Each line below is to be written out in full, exactly as shown.
** Start GIVEN RECORDS **
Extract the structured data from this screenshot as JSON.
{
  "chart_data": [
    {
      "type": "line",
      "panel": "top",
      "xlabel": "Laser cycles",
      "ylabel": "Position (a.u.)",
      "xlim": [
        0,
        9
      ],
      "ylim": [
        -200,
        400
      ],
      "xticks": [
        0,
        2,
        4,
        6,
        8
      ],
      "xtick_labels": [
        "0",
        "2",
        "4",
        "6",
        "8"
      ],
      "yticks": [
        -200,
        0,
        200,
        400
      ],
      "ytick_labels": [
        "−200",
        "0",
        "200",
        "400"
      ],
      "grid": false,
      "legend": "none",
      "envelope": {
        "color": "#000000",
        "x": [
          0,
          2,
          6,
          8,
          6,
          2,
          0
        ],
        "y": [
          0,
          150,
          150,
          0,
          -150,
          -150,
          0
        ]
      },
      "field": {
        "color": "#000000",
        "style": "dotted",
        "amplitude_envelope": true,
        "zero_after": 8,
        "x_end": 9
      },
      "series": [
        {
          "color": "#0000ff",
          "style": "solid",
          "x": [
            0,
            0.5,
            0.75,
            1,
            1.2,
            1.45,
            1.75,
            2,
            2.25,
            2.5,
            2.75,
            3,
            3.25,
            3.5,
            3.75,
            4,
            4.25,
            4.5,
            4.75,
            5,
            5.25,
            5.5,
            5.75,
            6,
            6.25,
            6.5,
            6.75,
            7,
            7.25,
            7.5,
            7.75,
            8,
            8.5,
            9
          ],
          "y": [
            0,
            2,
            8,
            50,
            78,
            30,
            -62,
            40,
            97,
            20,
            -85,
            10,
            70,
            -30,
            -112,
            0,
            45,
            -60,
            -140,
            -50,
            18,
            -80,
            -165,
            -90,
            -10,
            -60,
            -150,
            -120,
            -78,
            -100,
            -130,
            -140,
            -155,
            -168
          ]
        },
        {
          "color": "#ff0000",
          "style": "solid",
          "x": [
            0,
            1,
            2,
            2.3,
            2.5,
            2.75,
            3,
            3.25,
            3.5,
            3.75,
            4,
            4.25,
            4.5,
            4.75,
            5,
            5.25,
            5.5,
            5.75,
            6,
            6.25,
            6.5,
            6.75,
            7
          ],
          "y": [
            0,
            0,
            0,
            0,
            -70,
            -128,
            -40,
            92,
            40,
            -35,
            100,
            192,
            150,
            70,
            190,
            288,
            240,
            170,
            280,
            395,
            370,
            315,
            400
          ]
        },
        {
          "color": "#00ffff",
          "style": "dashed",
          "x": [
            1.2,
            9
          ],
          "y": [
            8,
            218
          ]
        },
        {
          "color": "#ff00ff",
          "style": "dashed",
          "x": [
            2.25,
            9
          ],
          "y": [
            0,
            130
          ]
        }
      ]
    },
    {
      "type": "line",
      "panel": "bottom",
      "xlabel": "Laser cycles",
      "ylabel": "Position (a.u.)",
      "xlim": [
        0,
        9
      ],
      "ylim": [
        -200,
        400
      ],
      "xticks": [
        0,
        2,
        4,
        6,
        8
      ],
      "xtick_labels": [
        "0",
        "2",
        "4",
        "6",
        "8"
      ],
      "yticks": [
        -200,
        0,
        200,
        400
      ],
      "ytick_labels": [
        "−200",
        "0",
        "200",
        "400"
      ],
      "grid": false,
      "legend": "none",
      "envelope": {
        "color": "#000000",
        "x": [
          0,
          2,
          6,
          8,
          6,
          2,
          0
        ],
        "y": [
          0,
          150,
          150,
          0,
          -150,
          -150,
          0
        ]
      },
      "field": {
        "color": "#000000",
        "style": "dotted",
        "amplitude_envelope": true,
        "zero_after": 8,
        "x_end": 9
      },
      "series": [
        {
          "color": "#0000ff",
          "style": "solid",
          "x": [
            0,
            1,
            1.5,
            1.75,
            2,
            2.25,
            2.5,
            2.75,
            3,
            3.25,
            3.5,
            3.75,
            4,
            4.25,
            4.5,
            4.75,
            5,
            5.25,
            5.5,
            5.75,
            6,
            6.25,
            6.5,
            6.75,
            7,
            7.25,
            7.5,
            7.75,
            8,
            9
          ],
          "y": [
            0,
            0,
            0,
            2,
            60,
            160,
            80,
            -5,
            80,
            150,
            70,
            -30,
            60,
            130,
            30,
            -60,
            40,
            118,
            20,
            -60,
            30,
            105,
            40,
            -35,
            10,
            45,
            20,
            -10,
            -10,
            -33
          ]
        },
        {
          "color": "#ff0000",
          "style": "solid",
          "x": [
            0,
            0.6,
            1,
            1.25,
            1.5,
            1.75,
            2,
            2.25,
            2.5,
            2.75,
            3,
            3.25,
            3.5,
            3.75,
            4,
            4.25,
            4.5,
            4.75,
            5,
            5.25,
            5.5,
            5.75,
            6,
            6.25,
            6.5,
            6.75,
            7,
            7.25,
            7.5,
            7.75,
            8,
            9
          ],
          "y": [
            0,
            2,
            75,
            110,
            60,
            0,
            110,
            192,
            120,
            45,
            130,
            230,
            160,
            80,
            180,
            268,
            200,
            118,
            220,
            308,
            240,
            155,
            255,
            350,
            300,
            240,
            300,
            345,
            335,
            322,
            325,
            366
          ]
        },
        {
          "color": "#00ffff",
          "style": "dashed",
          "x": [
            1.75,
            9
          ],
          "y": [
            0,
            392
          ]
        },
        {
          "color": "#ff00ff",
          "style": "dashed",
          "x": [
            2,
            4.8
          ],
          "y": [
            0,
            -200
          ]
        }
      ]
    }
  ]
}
** End GIVEN RECORDS **
- RESULT FOR THIS EXERCISE
Extract the structured data from this screenshot as JSON.
{
  "chart_data": [
    {
      "type": "line",
      "panel": "top",
      "xlabel": "Laser cycles",
      "ylabel": "Position (a.u.)",
      "xlim": [
        0,
        9
      ],
      "ylim": [
        -200,
        400
      ],
      "xticks": [
        0,
        2,
        4,
        6,
        8
      ],
      "xtick_labels": [
        "0",
        "2",
        "4",
        "6",
        "8"
      ],
      "yticks": [
        -200,
        0,
        200,
        400
      ],
      "ytick_labels": [
        "−200",
        "0",
        "200",
        "400"
      ],
      "grid": false,
      "legend": "none",
      "envelope": {
        "color": "#000000",
        "x": [
          0,
          2,
          6,
          8,
          6,
          2,
          0
        ],
        "y": [
          0,
          150,
          150,
          0,
          -150,
          -150,
          0
        ]
      },
      "field": {
        "color": "#000000",
        "style": "dotted",
        "amplitude_envelope": true,
        "zero_after": 8,
        "x_end": 9
      },
      "series": [
        {
          "color": "#0000ff",
          "style": "solid",
          "x": [
            0,
            0.5,
            0.75,
            1,
            1.2,
            1.45,
            1.75,
            2,
            2.25,
            2.5,
            2.75,
            3,
            3.25,
            3.5,
            3.75,
            4,
            4.25,
            4.5,
            4.75,
            5,
            5.25,
            5.5,
            5.75,
            6,
            6.25,
            6.5,
            6.75,
            7,
            7.25,
            7.5,
            7.75,
            8,
            8.5,
            9
          ],
          "y": [
            0,
            2,
            8,
            50,
            78,
            30,
            -62,
            40,
            97,
            20,
            -85,
            10,
            70,
            -30,
            -112,
            0,
            45,
            -60,
            -140,
            -50,
            18,
            -80,
            -165,
            -90,
            -10,
            -60,
            -150,
            -120,
            -78,
            -100,
            -130,
            -140,
            -155,
            -168
          ]
        },
        {
          "color": "#ff0000",
          "style": "solid",
          "x": [
            0,
            1,
            2,
            2.3,
            2.5,
            2.75,
            3,
            3.25,
            3.5,
            3.75,
            4,
            4.25,
            4.5,
            4.75,
            5,
            5.25,
            5.5,
            5.75,
            6,
            6.25,
            6.5,
            6.75,
            7
          ],
          "y": [
            0,
            0,
            0,
            0,
            -70,
            -128,
            -40,
            92,
            40,
            -35,
            100,
            192,
            150,
            70,
            190,
            288,
            240,
            170,
            280,
            395,
            370,
            315,
            400
          ]
        },
        {
          "color": "#00ffff",
          "style": "dashed",
          "x": [
            1.2,
            9
          ],
          "y": [
            8,
            218
          ]
        },
        {
          "color": "#ff00ff",
          "style": "dashed",
          "x": [
            2.25,
            9
          ],
          "y": [
            0,
            130
          ]
        }
      ]
    },
    {
      "type": "line",
      "panel": "bottom",
      "xlabel": "Laser cycles",
      "ylabel": "Position (a.u.)",
      "xlim": [
        0,
        9
      ],
      "ylim": [
        -200,
        400
      ],
      "xticks": [
        0,
        2,
        4,
        6,
        8
      ],
      "xtick_labels": [
        "0",
        "2",
        "4",
        "6",
        "8"
      ],
      "yticks": [
        -200,
        0,
        200,
        400
      ],
      "ytick_labels": [
        "−200",
        "0",
        "200",
        "400"
      ],
      "grid": false,
      "legend": "none",
      "envelope": {
        "color": "#000000",
        "x": [
          0,
          2,
          6,
          8,
          6,
          2,
          0
        ],
        "y": [
          0,
          150,
          150,
          0,
          -150,
          -150,
          0
        ]
      },
      "field": {
        "color": "#000000",
        "style": "dotted",
        "amplitude_envelope": true,
        "zero_after": 8,
        "x_end": 9
      },
      "series": [
        {
          "color": "#0000ff",
          "style": "solid",
          "x": [
            0,
            1,
            1.5,
            1.75,
            2,
            2.25,
            2.5,
            2.75,
            3,
            3.25,
            3.5,
            3.75,
            4,
            4.25,
            4.5,
            4.75,
            5,
            5.25,
            5.5,
            5.75,
            6,
            6.25,
            6.5,
            6.75,
            7,
            7.25,
            7.5,
            7.75,
            8,
            9
          ],
          "y": [
            0,
            0,
            0,
            2,
            60,
            160,
            80,
            -5,
            80,
            150,
            70,
            -30,
            60,
            130,
            30,
            -60,
            40,
            118,
            20,
            -60,
            30,
            105,
            40,
            -35,
            10,
            45,
            20,
            -10,
            -10,
            -33
          ]
        },
        {
          "color": "#ff0000",
          "style": "solid",
          "x": [
            0,
            0.6,
            1,
            1.25,
            1.5,
            1.75,
            2,
            2.25,
            2.5,
            2.75,
            3,
            3.25,
            3.5,
            3.75,
            4,
            4.25,
            4.5,
            4.75,
            5,
            5.25,
            5.5,
            5.75,
            6,
            6.25,
            6.5,
            6.75,
            7,
            7.25,
            7.5,
            7.75,
            8,
            9
          ],
          "y": [
            0,
            2,
            75,
            110,
            60,
            0,
            110,
            192,
            120,
            45,
            130,
            230,
            160,
            80,
            180,
            268,
            200,
            118,
            220,
            308,
            240,
            155,
            255,
            350,
            300,
            240,
            300,
            345,
            335,
            322,
            325,
            366
          ]
        },
        {
          "color": "#00ffff",
          "style": "dashed",
          "x": [
            1.75,
            9
          ],
          "y": [
            0,
            392
          ]
        },
        {
          "color": "#ff00ff",
          "style": "dashed",
          "x": [
            2,
            4.8
          ],
          "y": [
            0,
            -200
          ]
        }
      ]
    }
  ]
}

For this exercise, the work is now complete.